_PROBLEM DESCRIPTION_
Tally the lines in the data that follows that include the word "text", and report nothing but the total.

(Stored records)
□ □ □

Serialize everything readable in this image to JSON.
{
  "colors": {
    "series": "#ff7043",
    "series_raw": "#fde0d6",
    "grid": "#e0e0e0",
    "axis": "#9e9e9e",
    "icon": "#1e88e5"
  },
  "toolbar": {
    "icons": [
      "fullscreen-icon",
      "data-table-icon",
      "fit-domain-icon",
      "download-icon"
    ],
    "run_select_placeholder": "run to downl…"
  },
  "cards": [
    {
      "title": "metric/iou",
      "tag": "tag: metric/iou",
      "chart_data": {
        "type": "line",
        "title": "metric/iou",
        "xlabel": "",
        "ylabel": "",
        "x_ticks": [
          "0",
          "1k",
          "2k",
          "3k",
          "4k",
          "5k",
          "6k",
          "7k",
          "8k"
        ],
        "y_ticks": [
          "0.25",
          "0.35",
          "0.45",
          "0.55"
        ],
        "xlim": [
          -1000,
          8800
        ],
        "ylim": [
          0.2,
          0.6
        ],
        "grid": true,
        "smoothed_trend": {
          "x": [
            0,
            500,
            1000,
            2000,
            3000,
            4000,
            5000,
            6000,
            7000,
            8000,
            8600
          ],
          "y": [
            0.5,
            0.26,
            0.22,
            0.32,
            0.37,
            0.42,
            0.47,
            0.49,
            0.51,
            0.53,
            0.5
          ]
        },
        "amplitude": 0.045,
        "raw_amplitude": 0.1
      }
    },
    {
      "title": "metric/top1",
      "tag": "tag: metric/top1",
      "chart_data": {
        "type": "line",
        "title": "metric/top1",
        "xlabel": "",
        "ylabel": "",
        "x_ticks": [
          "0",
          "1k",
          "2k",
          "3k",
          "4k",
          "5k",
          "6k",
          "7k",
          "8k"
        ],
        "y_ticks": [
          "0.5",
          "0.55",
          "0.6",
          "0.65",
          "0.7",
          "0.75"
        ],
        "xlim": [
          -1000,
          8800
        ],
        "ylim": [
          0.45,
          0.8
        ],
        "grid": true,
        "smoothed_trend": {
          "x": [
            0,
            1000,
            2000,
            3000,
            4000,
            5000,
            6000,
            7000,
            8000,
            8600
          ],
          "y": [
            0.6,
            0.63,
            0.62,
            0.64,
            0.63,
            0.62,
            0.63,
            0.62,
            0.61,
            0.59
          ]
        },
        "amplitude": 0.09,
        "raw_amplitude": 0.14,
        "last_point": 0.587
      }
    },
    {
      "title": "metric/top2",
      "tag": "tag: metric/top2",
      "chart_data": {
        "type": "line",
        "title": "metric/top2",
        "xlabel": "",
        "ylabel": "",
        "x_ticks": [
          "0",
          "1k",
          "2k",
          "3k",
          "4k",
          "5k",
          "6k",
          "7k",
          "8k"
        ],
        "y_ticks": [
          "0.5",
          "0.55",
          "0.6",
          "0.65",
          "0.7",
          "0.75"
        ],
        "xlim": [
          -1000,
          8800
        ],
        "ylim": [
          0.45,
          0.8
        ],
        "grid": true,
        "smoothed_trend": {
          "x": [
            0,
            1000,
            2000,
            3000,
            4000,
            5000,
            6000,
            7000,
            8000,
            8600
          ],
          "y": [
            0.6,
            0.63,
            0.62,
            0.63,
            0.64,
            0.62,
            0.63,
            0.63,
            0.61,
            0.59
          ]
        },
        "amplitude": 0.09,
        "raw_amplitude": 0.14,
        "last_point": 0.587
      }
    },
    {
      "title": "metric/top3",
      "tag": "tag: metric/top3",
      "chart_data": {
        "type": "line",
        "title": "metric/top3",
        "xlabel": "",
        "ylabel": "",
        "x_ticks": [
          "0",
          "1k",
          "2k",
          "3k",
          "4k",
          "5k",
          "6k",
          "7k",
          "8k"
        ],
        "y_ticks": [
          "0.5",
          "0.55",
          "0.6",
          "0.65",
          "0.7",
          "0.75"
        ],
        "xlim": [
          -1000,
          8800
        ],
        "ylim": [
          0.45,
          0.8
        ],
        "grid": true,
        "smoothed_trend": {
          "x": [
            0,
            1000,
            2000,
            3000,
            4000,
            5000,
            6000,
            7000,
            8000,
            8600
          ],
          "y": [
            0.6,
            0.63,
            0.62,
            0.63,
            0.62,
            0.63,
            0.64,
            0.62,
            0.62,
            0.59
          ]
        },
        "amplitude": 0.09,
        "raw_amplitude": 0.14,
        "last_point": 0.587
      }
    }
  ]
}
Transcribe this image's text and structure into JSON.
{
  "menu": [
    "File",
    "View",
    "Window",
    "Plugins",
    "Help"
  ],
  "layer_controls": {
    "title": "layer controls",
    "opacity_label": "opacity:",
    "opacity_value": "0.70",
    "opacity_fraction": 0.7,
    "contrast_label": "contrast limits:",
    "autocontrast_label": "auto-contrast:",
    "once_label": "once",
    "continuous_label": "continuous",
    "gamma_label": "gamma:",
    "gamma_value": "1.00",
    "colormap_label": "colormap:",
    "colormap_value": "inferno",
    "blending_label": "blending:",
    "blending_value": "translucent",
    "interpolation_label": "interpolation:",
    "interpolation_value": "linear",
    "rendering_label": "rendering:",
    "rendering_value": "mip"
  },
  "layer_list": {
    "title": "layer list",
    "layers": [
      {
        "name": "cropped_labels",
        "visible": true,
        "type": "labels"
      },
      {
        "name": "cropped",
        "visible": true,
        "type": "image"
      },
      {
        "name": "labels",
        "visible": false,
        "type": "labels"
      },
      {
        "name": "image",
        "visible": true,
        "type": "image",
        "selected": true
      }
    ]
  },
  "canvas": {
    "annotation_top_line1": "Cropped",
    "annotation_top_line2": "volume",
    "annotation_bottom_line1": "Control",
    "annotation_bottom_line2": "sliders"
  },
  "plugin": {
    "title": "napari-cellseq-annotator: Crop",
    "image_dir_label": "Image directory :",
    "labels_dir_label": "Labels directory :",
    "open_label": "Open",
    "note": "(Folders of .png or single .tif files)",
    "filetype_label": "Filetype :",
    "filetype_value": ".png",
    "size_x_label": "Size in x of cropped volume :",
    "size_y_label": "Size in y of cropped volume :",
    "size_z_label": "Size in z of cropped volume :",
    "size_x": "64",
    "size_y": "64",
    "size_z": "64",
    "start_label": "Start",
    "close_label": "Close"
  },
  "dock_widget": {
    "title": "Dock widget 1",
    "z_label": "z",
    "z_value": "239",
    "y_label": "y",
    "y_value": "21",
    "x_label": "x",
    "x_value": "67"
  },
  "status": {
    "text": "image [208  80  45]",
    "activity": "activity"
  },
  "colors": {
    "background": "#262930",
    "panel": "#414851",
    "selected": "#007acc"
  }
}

□ □ □

_RESULT_
2